PROBLEM ▸ Write the material out again exactly as it stands.

INPUT ROWS ▸
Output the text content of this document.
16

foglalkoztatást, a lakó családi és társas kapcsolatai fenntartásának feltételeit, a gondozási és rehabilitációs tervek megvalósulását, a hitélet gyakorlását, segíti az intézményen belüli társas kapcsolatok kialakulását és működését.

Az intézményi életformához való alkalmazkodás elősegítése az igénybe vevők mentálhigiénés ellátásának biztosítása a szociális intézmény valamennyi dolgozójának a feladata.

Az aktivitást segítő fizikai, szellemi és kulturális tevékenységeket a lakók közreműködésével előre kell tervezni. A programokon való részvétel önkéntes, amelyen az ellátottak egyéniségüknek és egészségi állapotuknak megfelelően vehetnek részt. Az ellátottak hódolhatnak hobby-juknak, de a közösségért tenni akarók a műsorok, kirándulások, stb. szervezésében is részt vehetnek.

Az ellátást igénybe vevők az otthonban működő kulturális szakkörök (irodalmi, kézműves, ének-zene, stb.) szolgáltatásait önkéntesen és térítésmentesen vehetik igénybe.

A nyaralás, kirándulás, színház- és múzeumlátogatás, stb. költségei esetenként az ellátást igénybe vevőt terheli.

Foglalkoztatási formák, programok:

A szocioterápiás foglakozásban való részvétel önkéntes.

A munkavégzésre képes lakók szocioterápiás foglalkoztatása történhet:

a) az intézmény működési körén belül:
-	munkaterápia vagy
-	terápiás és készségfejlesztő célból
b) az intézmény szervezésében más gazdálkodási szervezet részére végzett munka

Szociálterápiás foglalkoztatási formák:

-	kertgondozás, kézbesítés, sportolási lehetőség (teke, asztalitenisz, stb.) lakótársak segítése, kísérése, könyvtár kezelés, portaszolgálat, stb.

RIGHT ANSWER ▸
Output the text content of this document.
16

foglalkoztatást, a lakó családi és társas kapcsolatai fenntartásának feltételeit, a gondozási és rehabilitációs tervek megvalósulását, a hitélet gyakorlását, segíti az intézményen belüli társas kapcsolatok kialakulását és működését.

Az intézményi életformához való alkalmazkodás elősegítése az igénybe vevők mentálhigiénés ellátásának biztosítása a szociális intézmény valamennyi dolgozójának a feladata.

Az aktivitást segítő fizikai, szellemi és kulturális tevékenységeket a lakók közreműködésével előre kell tervezni. A programokon való részvétel önkéntes, amelyen az ellátottak egyéniségüknek és egészségi állapotuknak megfelelően vehetnek részt. Az ellátottak hódolhatnak hobby-juknak, de a közösségért tenni akarók a műsorok, kirándulások, stb. szervezésében is részt vehetnek.

Az ellátást igénybe vevők az otthonban működő kulturális szakkörök (irodalmi, kézműves, ének-zene, stb.) szolgáltatásait önkéntesen és térítésmentesen vehetik igénybe.

A nyaralás, kirándulás, színház- és múzeumlátogatás, stb. költségei esetenként az ellátást igénybe vevőt terheli.

Foglalkoztatási formák, programok:

A szocioterápiás foglakozásban való részvétel önkéntes.

A munkavégzésre képes lakók szocioterápiás foglalkoztatása történhet:

a) az intézmény működési körén belül:
-	munkaterápia vagy
-	terápiás és készségfejlesztő célból
b) az intézmény szervezésében más gazdálkodási szervezet részére végzett munka

Szociálterápiás foglalkoztatási formák:

-	kertgondozás, kézbesítés, sportolási lehetőség (teke, asztalitenisz, stb.) lakótársak segítése, kísérése, könyvtár kezelés, portaszolgálat, stb.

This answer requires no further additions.